Document text:
>> start

© 2024 Blaze Media LLC. All rights reserved.
Report: Steve Bannon wants to raise taxes on wealthiest Americans to pay for middle-class tax cuts
White House chief strategist Steve Bannon wants to raise taxes on the wealthy in order to pay for tax cuts for the middle-class, according to a new report. (Win McNamee/Getty Images)

Report: Steve Bannon wants to raise taxes on wealthiest Americans to pay for middle-class tax cuts

White House chief strategist Steve Bannon wants President Donald Trump and Congress to raise taxes on the wealthy in order to pay for middle-class tax cuts, according to a report from Axios.

Axios revealed Sunday that Bannon, who yields extreme influence with Trump and the West Wing, wants the income tax rate for the wealthiest Americans to be north of 40 percent of their annual income. Currently, the top tax bracket is 39.6 percent and applies to people who make more than $418,400 to $470,700 depending on filing status.

Bannon's tax hike on the rich would be a complete turnaround in Trump White House tax policy.

In April, the Trump administration rolled out their proposed changes to the American tax policy, which they billed as the "biggest tax cut" in U.S. history. Treasury Secretary Steven Mnuchin and White House chief economist Gary Cohn summarized the Trump plan to reporters at the White House. They explained that the plan would cut the number of tax brackets from seven to three, with the top bracket being 35 percent, the middle being 25 percent and the bottom being 10 percent.

The proposal would also cut the corporate tax rate from 35 percent to 15 percent, eliminate most deductions, eliminate the estate tax — also known as the "death tax" — enact a one-time tax on money held overseas by America corporations, and repeal the Obamacare tax and alternative minimum tax.

Trump and his economic advisers wanted to quickly pass the tax reform plan by late summer, but tax reform has since taken a back seat to health care reform. Still, Mnuchin wants to pass the reform by the end of the year.

>> end

Extracted records:
>> start

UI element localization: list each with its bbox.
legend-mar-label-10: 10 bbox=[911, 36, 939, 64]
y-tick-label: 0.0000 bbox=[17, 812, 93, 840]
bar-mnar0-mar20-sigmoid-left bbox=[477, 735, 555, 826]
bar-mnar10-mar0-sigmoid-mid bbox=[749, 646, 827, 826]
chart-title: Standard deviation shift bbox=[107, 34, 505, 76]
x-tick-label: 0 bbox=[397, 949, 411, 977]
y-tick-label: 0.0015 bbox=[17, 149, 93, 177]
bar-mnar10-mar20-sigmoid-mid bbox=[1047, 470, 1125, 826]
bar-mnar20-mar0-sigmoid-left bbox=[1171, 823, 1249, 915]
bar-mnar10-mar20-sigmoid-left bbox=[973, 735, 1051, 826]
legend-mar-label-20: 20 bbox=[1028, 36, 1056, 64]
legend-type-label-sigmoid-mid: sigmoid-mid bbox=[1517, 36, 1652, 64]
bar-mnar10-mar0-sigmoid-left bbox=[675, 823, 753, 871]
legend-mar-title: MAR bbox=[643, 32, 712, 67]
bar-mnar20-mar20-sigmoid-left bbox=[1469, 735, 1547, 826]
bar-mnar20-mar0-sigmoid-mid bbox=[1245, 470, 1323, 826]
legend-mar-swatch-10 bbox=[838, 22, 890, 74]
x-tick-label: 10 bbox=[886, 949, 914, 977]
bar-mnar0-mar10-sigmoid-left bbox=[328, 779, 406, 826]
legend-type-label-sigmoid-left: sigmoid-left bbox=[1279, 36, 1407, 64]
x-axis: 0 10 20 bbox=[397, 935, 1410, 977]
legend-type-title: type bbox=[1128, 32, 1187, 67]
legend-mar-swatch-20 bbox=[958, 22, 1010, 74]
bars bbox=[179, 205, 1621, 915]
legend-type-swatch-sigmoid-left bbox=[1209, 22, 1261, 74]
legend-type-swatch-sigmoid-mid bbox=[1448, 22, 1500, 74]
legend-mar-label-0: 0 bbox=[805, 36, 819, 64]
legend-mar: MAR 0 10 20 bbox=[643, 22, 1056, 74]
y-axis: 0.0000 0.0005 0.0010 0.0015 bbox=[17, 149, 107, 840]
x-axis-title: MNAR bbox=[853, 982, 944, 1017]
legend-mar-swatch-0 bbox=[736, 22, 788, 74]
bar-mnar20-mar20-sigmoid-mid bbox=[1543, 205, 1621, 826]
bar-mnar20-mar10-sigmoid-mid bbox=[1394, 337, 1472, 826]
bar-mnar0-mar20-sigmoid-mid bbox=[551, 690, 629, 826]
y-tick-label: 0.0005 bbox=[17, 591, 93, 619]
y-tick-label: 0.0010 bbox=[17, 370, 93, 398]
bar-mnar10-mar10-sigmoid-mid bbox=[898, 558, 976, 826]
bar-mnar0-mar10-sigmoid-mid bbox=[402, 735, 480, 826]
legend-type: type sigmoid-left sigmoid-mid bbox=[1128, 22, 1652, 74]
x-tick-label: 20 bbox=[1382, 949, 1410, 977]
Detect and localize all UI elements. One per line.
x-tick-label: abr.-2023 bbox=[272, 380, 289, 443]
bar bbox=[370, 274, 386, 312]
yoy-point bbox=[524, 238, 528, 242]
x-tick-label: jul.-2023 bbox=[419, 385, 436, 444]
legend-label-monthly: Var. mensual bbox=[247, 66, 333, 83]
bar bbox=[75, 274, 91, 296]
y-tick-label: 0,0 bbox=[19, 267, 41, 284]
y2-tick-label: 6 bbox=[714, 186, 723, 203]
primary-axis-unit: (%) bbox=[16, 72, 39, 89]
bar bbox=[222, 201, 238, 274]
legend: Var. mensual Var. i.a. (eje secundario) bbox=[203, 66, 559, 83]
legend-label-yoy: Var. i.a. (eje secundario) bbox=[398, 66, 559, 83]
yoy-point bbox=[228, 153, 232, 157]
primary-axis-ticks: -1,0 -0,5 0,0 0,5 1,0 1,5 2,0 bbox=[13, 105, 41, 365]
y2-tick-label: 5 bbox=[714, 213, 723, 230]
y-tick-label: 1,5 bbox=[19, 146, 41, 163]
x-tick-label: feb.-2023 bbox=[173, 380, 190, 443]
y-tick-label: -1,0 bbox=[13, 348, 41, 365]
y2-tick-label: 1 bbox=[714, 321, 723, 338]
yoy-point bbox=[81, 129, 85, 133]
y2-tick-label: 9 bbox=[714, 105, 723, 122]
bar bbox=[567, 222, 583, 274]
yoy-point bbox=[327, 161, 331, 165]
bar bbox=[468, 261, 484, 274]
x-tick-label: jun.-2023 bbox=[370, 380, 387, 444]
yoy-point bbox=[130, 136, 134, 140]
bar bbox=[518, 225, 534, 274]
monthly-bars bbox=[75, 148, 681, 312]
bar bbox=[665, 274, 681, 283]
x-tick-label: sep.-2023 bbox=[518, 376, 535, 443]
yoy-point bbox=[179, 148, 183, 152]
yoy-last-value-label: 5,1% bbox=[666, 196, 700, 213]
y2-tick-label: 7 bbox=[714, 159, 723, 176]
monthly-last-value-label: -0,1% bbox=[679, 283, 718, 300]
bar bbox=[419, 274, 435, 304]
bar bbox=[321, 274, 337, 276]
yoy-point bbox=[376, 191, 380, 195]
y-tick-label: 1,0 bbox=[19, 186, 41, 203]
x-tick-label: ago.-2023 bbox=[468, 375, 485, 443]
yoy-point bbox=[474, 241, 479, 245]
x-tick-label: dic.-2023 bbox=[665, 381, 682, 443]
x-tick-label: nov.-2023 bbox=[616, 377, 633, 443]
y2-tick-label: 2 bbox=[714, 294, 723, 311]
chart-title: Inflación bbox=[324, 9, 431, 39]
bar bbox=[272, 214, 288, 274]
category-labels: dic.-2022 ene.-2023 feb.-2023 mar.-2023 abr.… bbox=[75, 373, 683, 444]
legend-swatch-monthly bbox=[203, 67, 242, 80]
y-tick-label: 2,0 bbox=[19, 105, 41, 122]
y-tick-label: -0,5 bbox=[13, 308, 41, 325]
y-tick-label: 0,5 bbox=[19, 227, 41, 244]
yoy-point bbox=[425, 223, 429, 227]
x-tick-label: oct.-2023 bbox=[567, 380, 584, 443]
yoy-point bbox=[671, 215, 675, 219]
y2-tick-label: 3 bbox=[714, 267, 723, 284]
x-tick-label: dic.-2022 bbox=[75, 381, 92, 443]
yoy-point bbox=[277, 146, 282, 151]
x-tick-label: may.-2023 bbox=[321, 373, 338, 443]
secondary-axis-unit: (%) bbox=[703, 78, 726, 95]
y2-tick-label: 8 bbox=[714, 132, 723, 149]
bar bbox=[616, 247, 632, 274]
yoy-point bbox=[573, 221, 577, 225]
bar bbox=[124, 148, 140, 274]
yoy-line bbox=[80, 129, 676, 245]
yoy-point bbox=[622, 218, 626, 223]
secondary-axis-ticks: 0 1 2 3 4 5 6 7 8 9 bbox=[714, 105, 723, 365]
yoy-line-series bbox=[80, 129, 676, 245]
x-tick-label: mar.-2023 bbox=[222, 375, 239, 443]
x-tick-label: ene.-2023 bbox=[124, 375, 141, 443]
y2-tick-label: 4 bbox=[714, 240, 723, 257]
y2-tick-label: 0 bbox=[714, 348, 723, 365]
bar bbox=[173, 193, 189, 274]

>> end

Work to do:
Rewrite the article on Bannon's tax plan from "The proposal would" to "alternative minimum tax.", changing "estate tax" to "inheritance tax".

The completed task:
The proposal would also cut the corporate tax rate from 35 percent to 15 percent, eliminate most deductions, eliminate the inheritance tax — also known as the "death tax" — enact a one-time tax on money held overseas by America corporations, and repeal the Obamacare tax and alternative minimum tax.